◆ **THE REQUEST**: Copy out the data below as written; omit any images.

[Dataset records]

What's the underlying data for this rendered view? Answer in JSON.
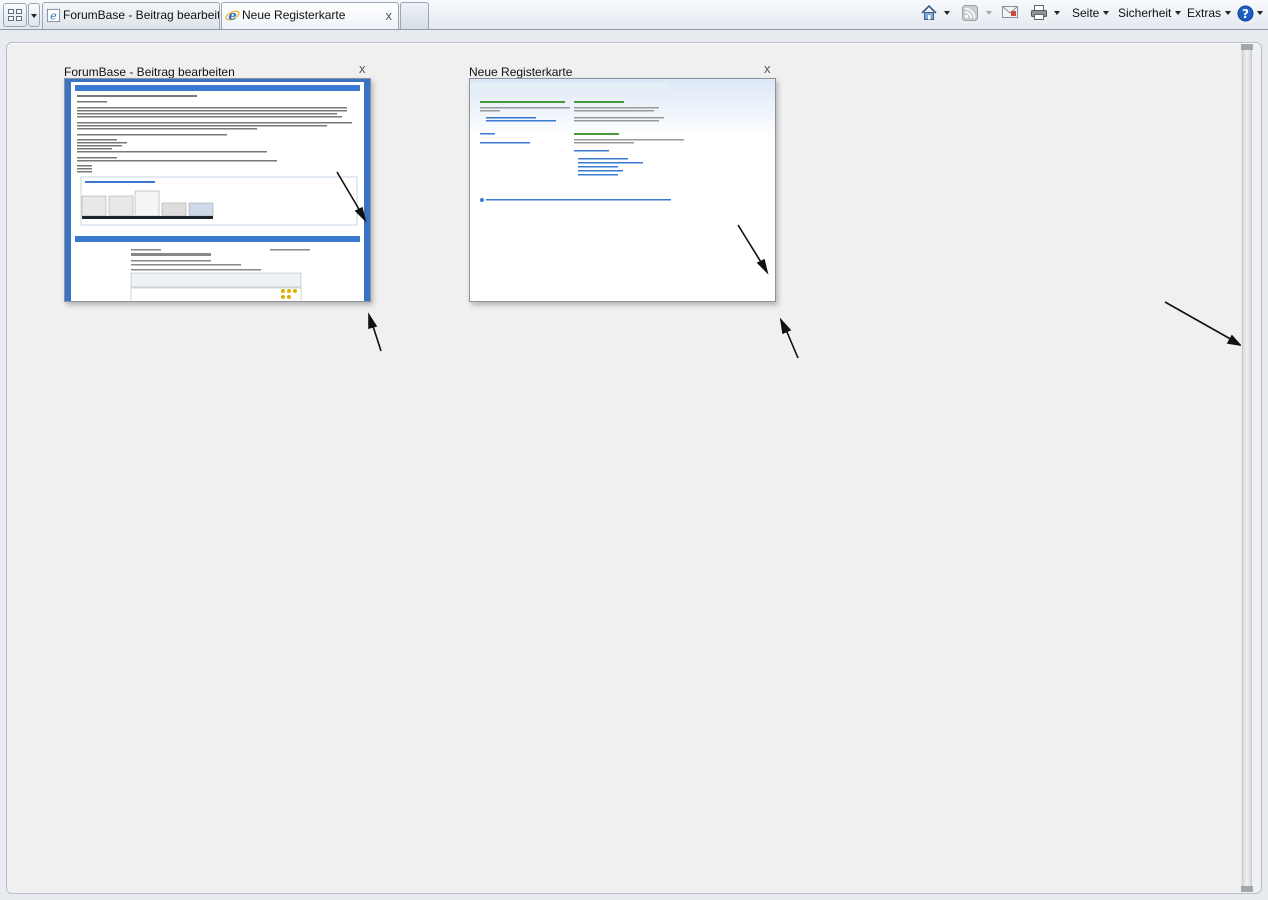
{
  "tabbar": {
    "tabs": [
      {
        "label": "ForumBase - Beitrag bearbeiten",
        "active": false
      },
      {
        "label": "Neue Registerkarte",
        "active": true,
        "close_glyph": "x"
      }
    ]
  },
  "commands": {
    "page": "Seite",
    "security": "Sicherheit",
    "tools": "Extras",
    "icons": [
      "home-icon",
      "feeds-icon",
      "read-mail-icon",
      "print-icon",
      "help-icon"
    ]
  },
  "quicktabs": {
    "thumbnails": [
      {
        "title": "ForumBase - Beitrag bearbeiten",
        "close_glyph": "x"
      },
      {
        "title": "Neue Registerkarte",
        "close_glyph": "x"
      }
    ]
  },
  "colors": {
    "accent_blue": "#3a7ad1",
    "ie_logo_blue": "#2b6fc7",
    "ie_logo_gold": "#f2b632",
    "help_blue": "#1e5ec4",
    "page_bg": "#f0f0f0"
  }
}
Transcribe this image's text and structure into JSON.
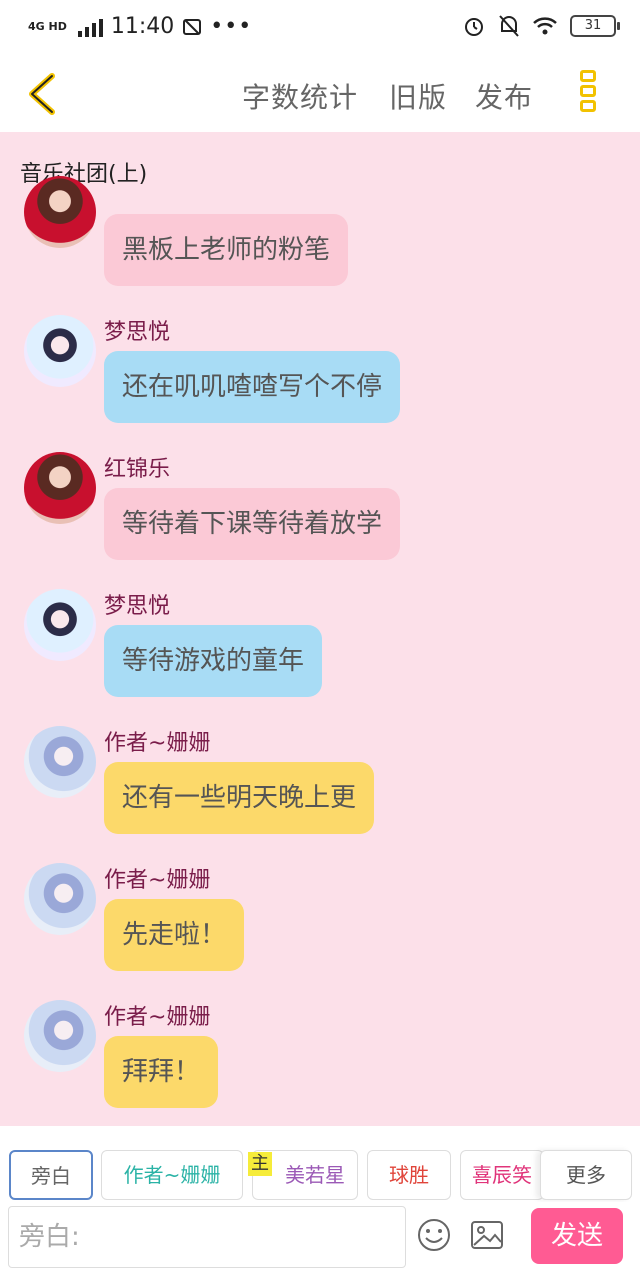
{
  "status_bar": {
    "network": "4G HD",
    "time": "11:40",
    "battery": "31"
  },
  "header": {
    "word_count": "字数统计",
    "old_version": "旧版",
    "publish": "发布"
  },
  "chat": {
    "title": "音乐社团(上)",
    "messages": [
      {
        "name": "",
        "text": "黑板上老师的粉笔",
        "style": "pink",
        "avatar": "red"
      },
      {
        "name": "梦思悦",
        "text": "还在叽叽喳喳写个不停",
        "style": "blue",
        "avatar": "blue"
      },
      {
        "name": "红锦乐",
        "text": "等待着下课等待着放学",
        "style": "pink",
        "avatar": "red"
      },
      {
        "name": "梦思悦",
        "text": "等待游戏的童年",
        "style": "blue",
        "avatar": "blue"
      },
      {
        "name": "作者~姗姗",
        "text": "还有一些明天晚上更",
        "style": "yellow",
        "avatar": "author"
      },
      {
        "name": "作者~姗姗",
        "text": "先走啦！",
        "style": "yellow",
        "avatar": "author"
      },
      {
        "name": "作者~姗姗",
        "text": "拜拜！",
        "style": "yellow",
        "avatar": "author"
      }
    ]
  },
  "roles": {
    "items": [
      {
        "label": "旁白",
        "color": "#666666"
      },
      {
        "label": "作者~姗姗",
        "color": "#2bb3a6"
      },
      {
        "label": "美若星",
        "color": "#9b59b6"
      },
      {
        "label": "球胜",
        "color": "#e0443a"
      },
      {
        "label": "喜辰笑",
        "color": "#e0347a"
      }
    ],
    "main_tag": "主",
    "more": "更多"
  },
  "input": {
    "placeholder": "旁白:",
    "send": "发送",
    "emoji_icon": "smiley-icon",
    "image_icon": "image-icon"
  },
  "colors": {
    "chat_bg": "#fce0e9",
    "pink_bubble": "#fbc9d6",
    "blue_bubble": "#a8dcf5",
    "yellow_bubble": "#fcd96a",
    "send_button": "#ff5b93",
    "accent_yellow": "#f2c200"
  }
}
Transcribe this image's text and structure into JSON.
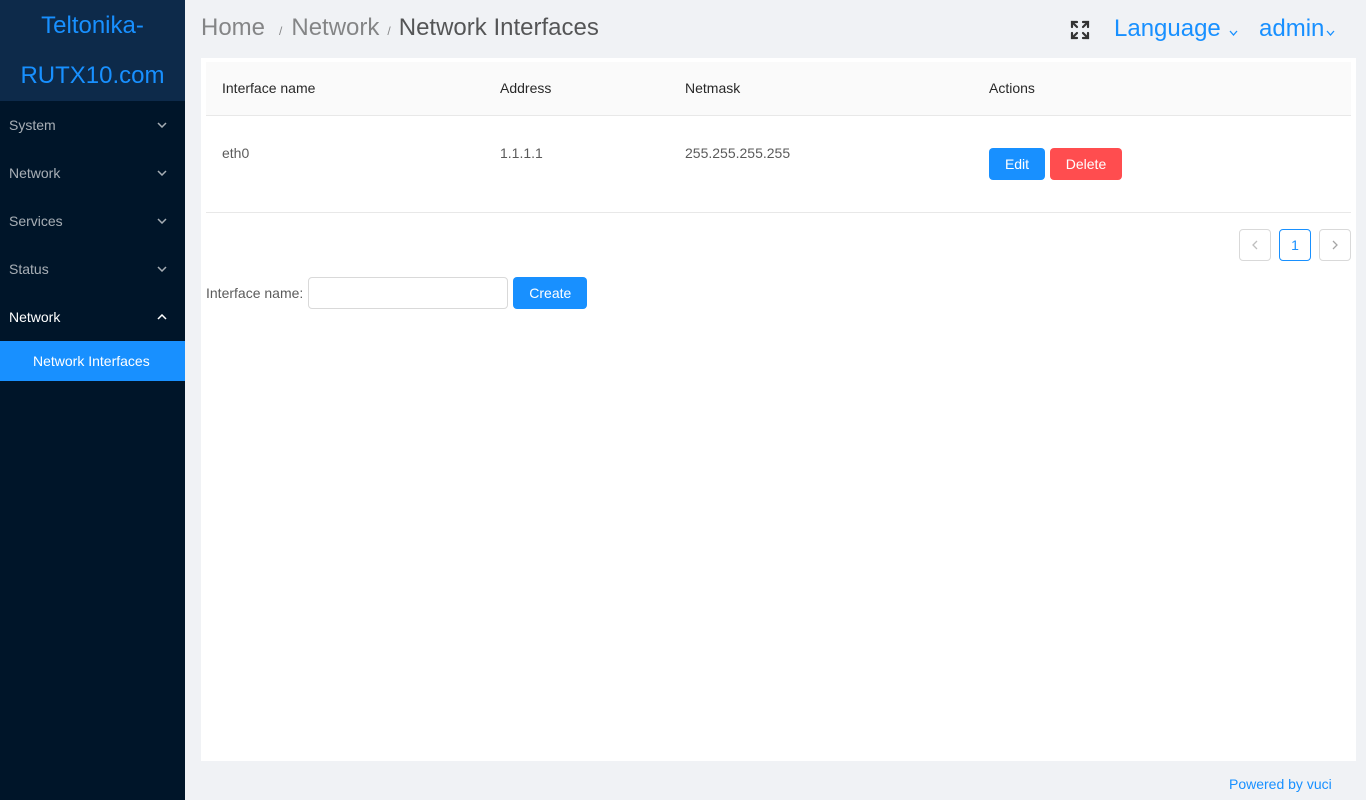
{
  "logo": {
    "line1": "Teltonika-",
    "line2": "RUTX10.com"
  },
  "sidebar": {
    "items": [
      {
        "label": "System"
      },
      {
        "label": "Network"
      },
      {
        "label": "Services"
      },
      {
        "label": "Status"
      },
      {
        "label": "Network"
      }
    ],
    "submenu": {
      "label": "Network Interfaces"
    }
  },
  "header": {
    "breadcrumb": [
      "Home",
      "Network",
      "Network Interfaces"
    ],
    "separator": "/",
    "language": "Language",
    "user": "admin"
  },
  "table": {
    "columns": [
      "Interface name",
      "Address",
      "Netmask",
      "Actions"
    ],
    "rows": [
      {
        "name": "eth0",
        "address": "1.1.1.1",
        "netmask": "255.255.255.255"
      }
    ],
    "edit_label": "Edit",
    "delete_label": "Delete"
  },
  "pagination": {
    "current": "1",
    "prev": "<",
    "next": ">"
  },
  "create": {
    "label": "Interface name:",
    "value": "",
    "button": "Create"
  },
  "footer": {
    "text": "Powered by vuci"
  },
  "colors": {
    "primary": "#1890ff",
    "danger": "#ff4d4f",
    "sidebar_bg": "#001529"
  },
  "icons": {
    "fullscreen": "fullscreen-icon",
    "chevron": "chevron-down-icon"
  }
}
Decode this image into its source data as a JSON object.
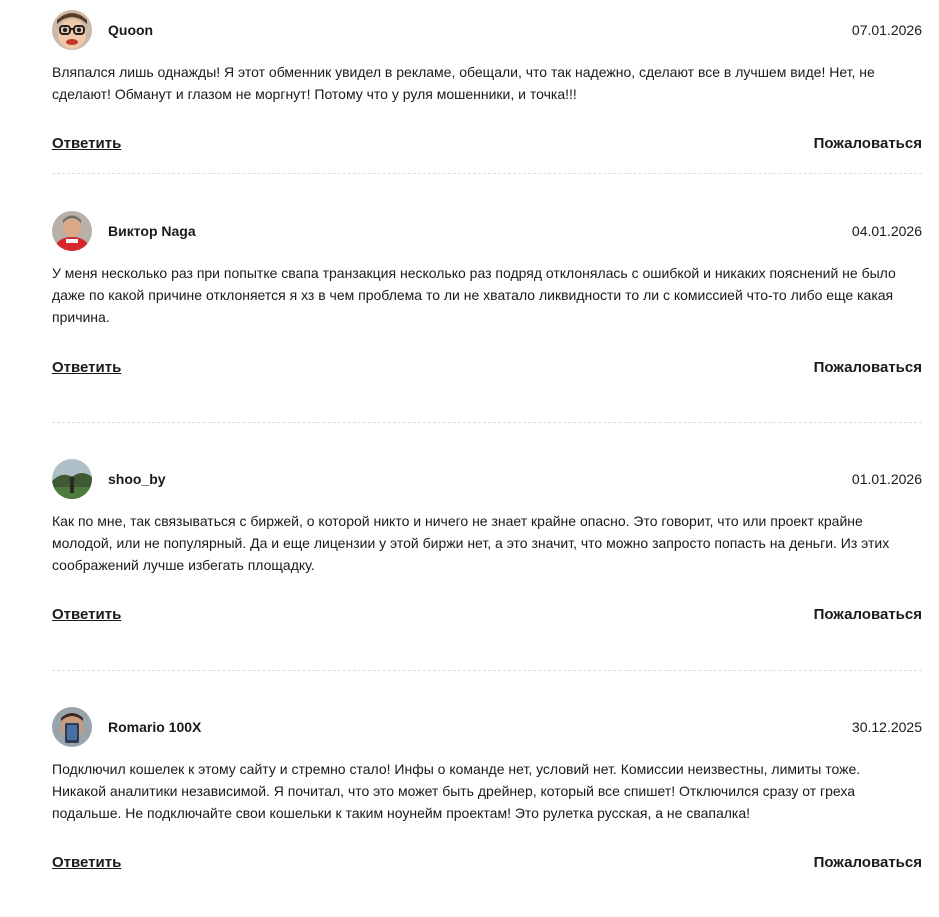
{
  "comments": [
    {
      "author": "Quoon",
      "date": "07.01.2026",
      "avatar_icon": "cartoon-face-avatar",
      "text": "Вляпался лишь однажды! Я этот обменник увидел в рекламе, обещали, что так надежно, сделают все в лучшем виде! Нет, не сделают! Обманут и глазом не моргнут! Потому что у руля мошенники, и точка!!!",
      "reply_label": "Ответить",
      "report_label": "Пожаловаться"
    },
    {
      "author": "Виктор Naga",
      "date": "04.01.2026",
      "avatar_icon": "man-red-shirt-avatar",
      "text": "У меня несколько раз при попытке свапа транзакция несколько раз подряд отклонялась с ошибкой и никаких пояснений не было даже по какой причине отклоняется я хз в чем проблема то ли не хватало ликвидности то ли с комиссией что-то либо еще какая причина.",
      "reply_label": "Ответить",
      "report_label": "Пожаловаться"
    },
    {
      "author": "shoo_by",
      "date": "01.01.2026",
      "avatar_icon": "landscape-photo-avatar",
      "text": "Как по мне, так связываться с биржей, о которой никто и ничего не знает крайне опасно. Это говорит, что или проект крайне молодой, или не популярный. Да и еще лицензии у этой биржи нет, а это значит, что можно запросто попасть на деньги. Из этих соображений лучше избегать площадку.",
      "reply_label": "Ответить",
      "report_label": "Пожаловаться"
    },
    {
      "author": "Romario 100X",
      "date": "30.12.2025",
      "avatar_icon": "selfie-phone-avatar",
      "text": "Подключил кошелек к этому сайту и стремно стало! Инфы о команде нет, условий нет. Комиссии неизвестны, лимиты тоже. Никакой аналитики независимой. Я почитал, что это может быть дрейнер, который все спишет! Отключился сразу от греха подальше. Не подключайте свои кошельки к таким ноунейм проектам! Это рулетка русская, а не свапалка!",
      "reply_label": "Ответить",
      "report_label": "Пожаловаться"
    }
  ]
}
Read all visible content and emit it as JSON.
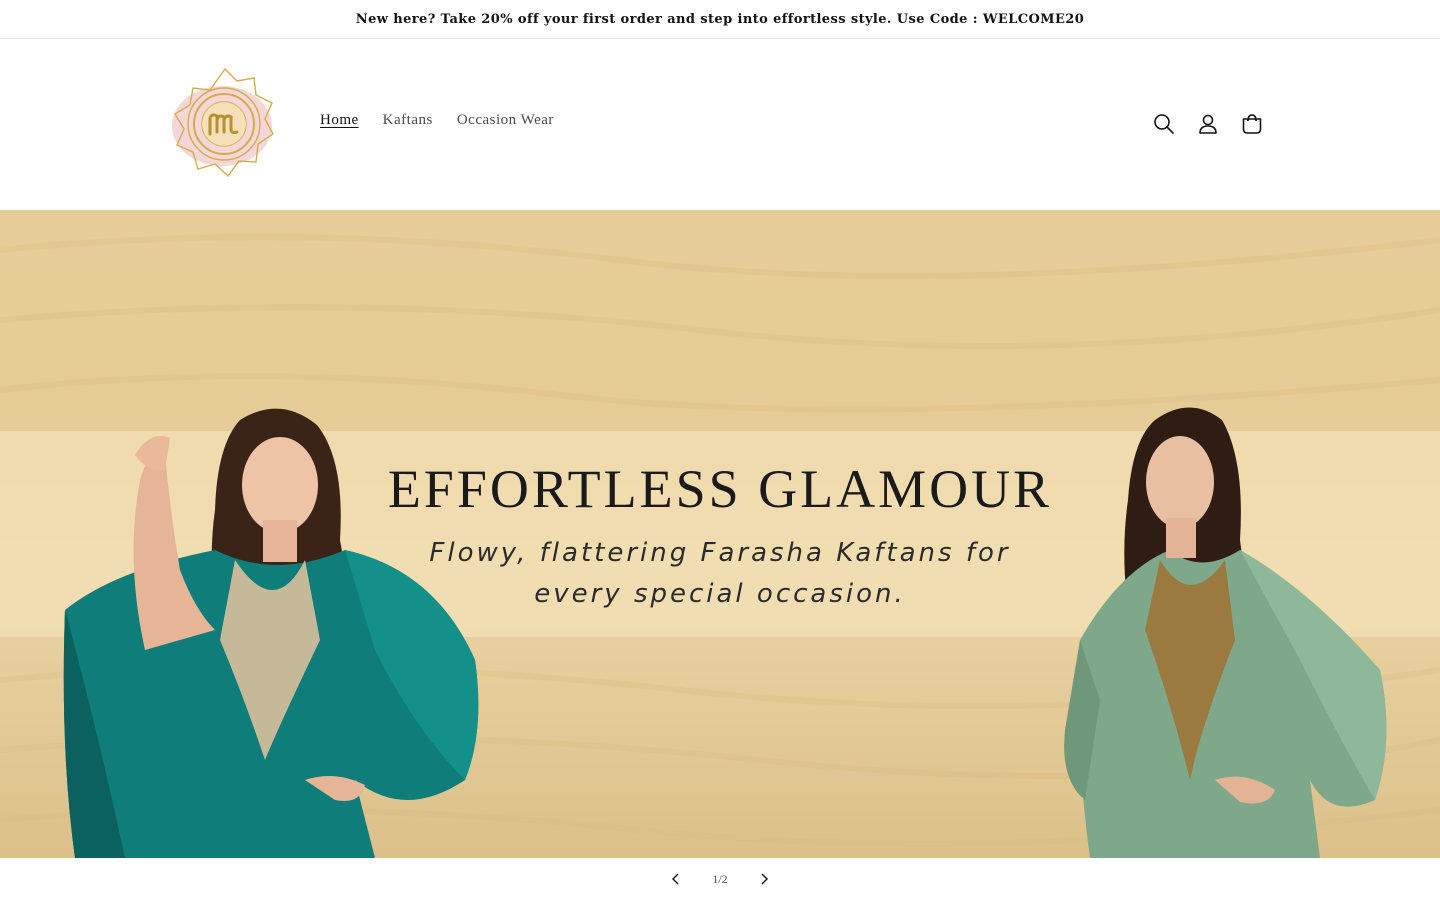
{
  "announcement": {
    "text": "New here? Take 20% off your first order and step into effortless style. Use Code : WELCOME20"
  },
  "header": {
    "logo_icon": "mandala-logo-icon",
    "nav": [
      {
        "label": "Home",
        "active": true
      },
      {
        "label": "Kaftans",
        "active": false
      },
      {
        "label": "Occasion Wear",
        "active": false
      }
    ],
    "icons": {
      "search": "search-icon",
      "account": "account-icon",
      "cart": "cart-icon"
    }
  },
  "hero": {
    "title": "EFFORTLESS GLAMOUR",
    "subtitle_line1": "Flowy, flattering Farasha Kaftans for",
    "subtitle_line2": "every special occasion."
  },
  "slider": {
    "counter": "1/2",
    "current": 1,
    "total": 2
  },
  "colors": {
    "sand": "#e6cc98",
    "teal_kaftan": "#0f7d79",
    "sage_kaftan": "#7fa88b",
    "logo_gold": "#d4ad4a",
    "logo_pink": "#efc5c9"
  }
}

◆ **CORRECT ANSWER**:
What's the underlying data for this rendered view? Answer in JSON.
{
  "tabbar": {
    "tabs": [
      {
        "label": "ForumBase - Beitrag bearbeiten",
        "active": false
      },
      {
        "label": "Neue Registerkarte",
        "active": true,
        "close_glyph": "x"
      }
    ]
  },
  "commands": {
    "page": "Seite",
    "security": "Sicherheit",
    "tools": "Extras",
    "icons": [
      "home-icon",
      "feeds-icon",
      "read-mail-icon",
      "print-icon",
      "help-icon"
    ]
  },
  "quicktabs": {
    "thumbnails": [
      {
        "title": "ForumBase - Beitrag bearbeiten",
        "close_glyph": "x"
      },
      {
        "title": "Neue Registerkarte",
        "close_glyph": "x"
      }
    ]
  },
  "colors": {
    "accent_blue": "#3a7ad1",
    "ie_logo_blue": "#2b6fc7",
    "ie_logo_gold": "#f2b632",
    "help_blue": "#1e5ec4",
    "page_bg": "#f0f0f0"
  }
}
Transcribe this image's text and structure into JSON.
{
  "status_bar": {
    "network": "4G HD",
    "time": "11:40",
    "battery": "31"
  },
  "header": {
    "word_count": "字数统计",
    "old_version": "旧版",
    "publish": "发布"
  },
  "chat": {
    "title": "音乐社团(上)",
    "messages": [
      {
        "name": "",
        "text": "黑板上老师的粉笔",
        "style": "pink",
        "avatar": "red"
      },
      {
        "name": "梦思悦",
        "text": "还在叽叽喳喳写个不停",
        "style": "blue",
        "avatar": "blue"
      },
      {
        "name": "红锦乐",
        "text": "等待着下课等待着放学",
        "style": "pink",
        "avatar": "red"
      },
      {
        "name": "梦思悦",
        "text": "等待游戏的童年",
        "style": "blue",
        "avatar": "blue"
      },
      {
        "name": "作者~姗姗",
        "text": "还有一些明天晚上更",
        "style": "yellow",
        "avatar": "author"
      },
      {
        "name": "作者~姗姗",
        "text": "先走啦！",
        "style": "yellow",
        "avatar": "author"
      },
      {
        "name": "作者~姗姗",
        "text": "拜拜！",
        "style": "yellow",
        "avatar": "author"
      }
    ]
  },
  "roles": {
    "items": [
      {
        "label": "旁白",
        "color": "#666666"
      },
      {
        "label": "作者~姗姗",
        "color": "#2bb3a6"
      },
      {
        "label": "美若星",
        "color": "#9b59b6"
      },
      {
        "label": "球胜",
        "color": "#e0443a"
      },
      {
        "label": "喜辰笑",
        "color": "#e0347a"
      }
    ],
    "main_tag": "主",
    "more": "更多"
  },
  "input": {
    "placeholder": "旁白:",
    "send": "发送",
    "emoji_icon": "smiley-icon",
    "image_icon": "image-icon"
  },
  "colors": {
    "chat_bg": "#fce0e9",
    "pink_bubble": "#fbc9d6",
    "blue_bubble": "#a8dcf5",
    "yellow_bubble": "#fcd96a",
    "send_button": "#ff5b93",
    "accent_yellow": "#f2c200"
  }
}
Transcribe this image's text and structure into JSON.
{
  "logo": {
    "line1": "Teltonika-",
    "line2": "RUTX10.com"
  },
  "sidebar": {
    "items": [
      {
        "label": "System"
      },
      {
        "label": "Network"
      },
      {
        "label": "Services"
      },
      {
        "label": "Status"
      },
      {
        "label": "Network"
      }
    ],
    "submenu": {
      "label": "Network Interfaces"
    }
  },
  "header": {
    "breadcrumb": [
      "Home",
      "Network",
      "Network Interfaces"
    ],
    "separator": "/",
    "language": "Language",
    "user": "admin"
  },
  "table": {
    "columns": [
      "Interface name",
      "Address",
      "Netmask",
      "Actions"
    ],
    "rows": [
      {
        "name": "eth0",
        "address": "1.1.1.1",
        "netmask": "255.255.255.255"
      }
    ],
    "edit_label": "Edit",
    "delete_label": "Delete"
  },
  "pagination": {
    "current": "1",
    "prev": "<",
    "next": ">"
  },
  "create": {
    "label": "Interface name:",
    "value": "",
    "button": "Create"
  },
  "footer": {
    "text": "Powered by vuci"
  },
  "colors": {
    "primary": "#1890ff",
    "danger": "#ff4d4f",
    "sidebar_bg": "#001529"
  },
  "icons": {
    "fullscreen": "fullscreen-icon",
    "chevron": "chevron-down-icon"
  }
}
Decode this image into its source data as a JSON object.
{
  "comments": [
    {
      "author": "Quoon",
      "date": "07.01.2026",
      "avatar_icon": "cartoon-face-avatar",
      "text": "Вляпался лишь однажды! Я этот обменник увидел в рекламе, обещали, что так надежно, сделают все в лучшем виде! Нет, не сделают! Обманут и глазом не моргнут! Потому что у руля мошенники, и точка!!!",
      "reply_label": "Ответить",
      "report_label": "Пожаловаться"
    },
    {
      "author": "Виктор Naga",
      "date": "04.01.2026",
      "avatar_icon": "man-red-shirt-avatar",
      "text": "У меня несколько раз при попытке свапа транзакция несколько раз подряд отклонялась с ошибкой и никаких пояснений не было даже по какой причине отклоняется я хз в чем проблема то ли не хватало ликвидности то ли с комиссией что-то либо еще какая причина.",
      "reply_label": "Ответить",
      "report_label": "Пожаловаться"
    },
    {
      "author": "shoo_by",
      "date": "01.01.2026",
      "avatar_icon": "landscape-photo-avatar",
      "text": "Как по мне, так связываться с биржей, о которой никто и ничего не знает крайне опасно. Это говорит, что или проект крайне молодой, или не популярный. Да и еще лицензии у этой биржи нет, а это значит, что можно запросто попасть на деньги. Из этих соображений лучше избегать площадку.",
      "reply_label": "Ответить",
      "report_label": "Пожаловаться"
    },
    {
      "author": "Romario 100X",
      "date": "30.12.2025",
      "avatar_icon": "selfie-phone-avatar",
      "text": "Подключил кошелек к этому сайту и стремно стало! Инфы о команде нет, условий нет. Комиссии неизвестны, лимиты тоже. Никакой аналитики независимой. Я почитал, что это может быть дрейнер, который все спишет! Отключился сразу от греха подальше. Не подключайте свои кошельки к таким ноунейм проектам! Это рулетка русская, а не свапалка!",
      "reply_label": "Ответить",
      "report_label": "Пожаловаться"
    }
  ]
}
Read all visible content and emit it as JSON.
{
  "announcement": {
    "text": "New here? Take 20% off your first order and step into effortless style. Use Code : WELCOME20"
  },
  "header": {
    "logo_icon": "mandala-logo-icon",
    "nav": [
      {
        "label": "Home",
        "active": true
      },
      {
        "label": "Kaftans",
        "active": false
      },
      {
        "label": "Occasion Wear",
        "active": false
      }
    ],
    "icons": {
      "search": "search-icon",
      "account": "account-icon",
      "cart": "cart-icon"
    }
  },
  "hero": {
    "title": "EFFORTLESS GLAMOUR",
    "subtitle_line1": "Flowy, flattering Farasha Kaftans for",
    "subtitle_line2": "every special occasion."
  },
  "slider": {
    "counter": "1/2",
    "current": 1,
    "total": 2
  },
  "colors": {
    "sand": "#e6cc98",
    "teal_kaftan": "#0f7d79",
    "sage_kaftan": "#7fa88b",
    "logo_gold": "#d4ad4a",
    "logo_pink": "#efc5c9"
  }
}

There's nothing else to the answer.